• DATASET ROWS
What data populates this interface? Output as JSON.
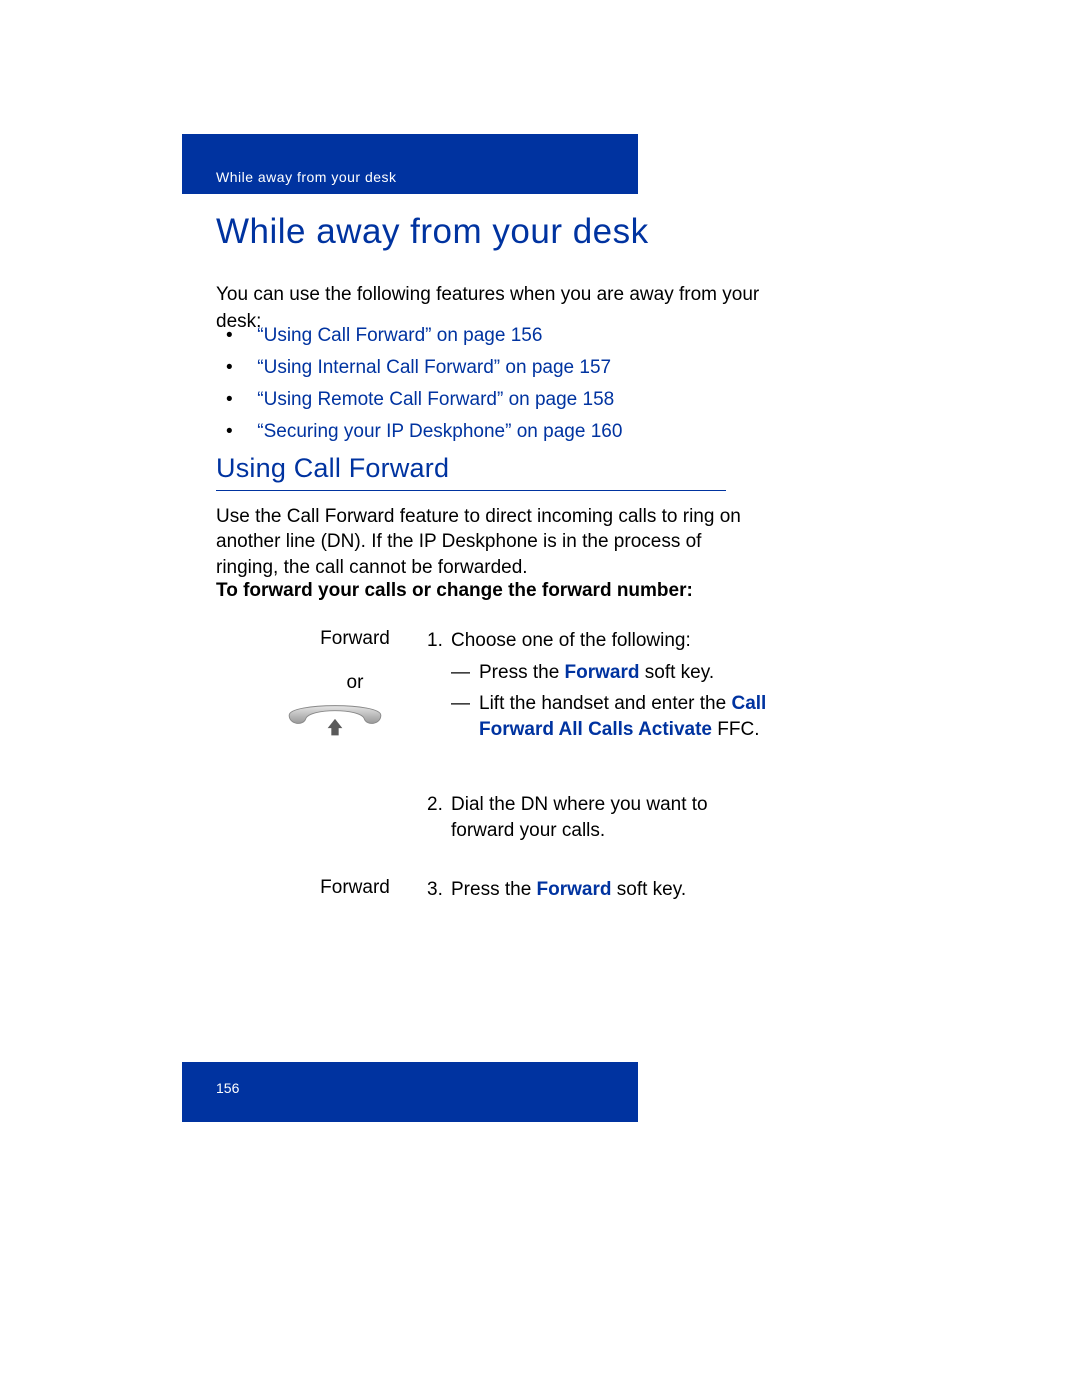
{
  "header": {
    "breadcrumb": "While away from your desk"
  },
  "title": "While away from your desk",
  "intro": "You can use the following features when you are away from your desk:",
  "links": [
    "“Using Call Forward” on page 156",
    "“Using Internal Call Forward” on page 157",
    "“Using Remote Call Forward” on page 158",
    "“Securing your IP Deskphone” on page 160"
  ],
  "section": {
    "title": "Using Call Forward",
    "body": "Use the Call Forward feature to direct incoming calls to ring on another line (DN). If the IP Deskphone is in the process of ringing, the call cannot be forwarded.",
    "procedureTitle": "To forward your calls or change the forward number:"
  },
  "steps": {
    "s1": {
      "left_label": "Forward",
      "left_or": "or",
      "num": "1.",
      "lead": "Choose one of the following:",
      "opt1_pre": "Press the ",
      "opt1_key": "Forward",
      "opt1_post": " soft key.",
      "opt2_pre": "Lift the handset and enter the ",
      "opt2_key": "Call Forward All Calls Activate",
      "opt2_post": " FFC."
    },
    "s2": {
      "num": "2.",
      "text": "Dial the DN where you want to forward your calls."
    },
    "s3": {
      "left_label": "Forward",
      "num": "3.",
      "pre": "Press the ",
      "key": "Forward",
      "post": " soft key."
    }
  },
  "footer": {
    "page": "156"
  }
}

• EXERCISE GOAL
Reproduce the whole listing word for word, setting aside any pictures.

• TASK RESPONSE
What data populates this interface? Output as JSON.
{
  "header": {
    "breadcrumb": "While away from your desk"
  },
  "title": "While away from your desk",
  "intro": "You can use the following features when you are away from your desk:",
  "links": [
    "“Using Call Forward” on page 156",
    "“Using Internal Call Forward” on page 157",
    "“Using Remote Call Forward” on page 158",
    "“Securing your IP Deskphone” on page 160"
  ],
  "section": {
    "title": "Using Call Forward",
    "body": "Use the Call Forward feature to direct incoming calls to ring on another line (DN). If the IP Deskphone is in the process of ringing, the call cannot be forwarded.",
    "procedureTitle": "To forward your calls or change the forward number:"
  },
  "steps": {
    "s1": {
      "left_label": "Forward",
      "left_or": "or",
      "num": "1.",
      "lead": "Choose one of the following:",
      "opt1_pre": "Press the ",
      "opt1_key": "Forward",
      "opt1_post": " soft key.",
      "opt2_pre": "Lift the handset and enter the ",
      "opt2_key": "Call Forward All Calls Activate",
      "opt2_post": " FFC."
    },
    "s2": {
      "num": "2.",
      "text": "Dial the DN where you want to forward your calls."
    },
    "s3": {
      "left_label": "Forward",
      "num": "3.",
      "pre": "Press the ",
      "key": "Forward",
      "post": " soft key."
    }
  },
  "footer": {
    "page": "156"
  }
}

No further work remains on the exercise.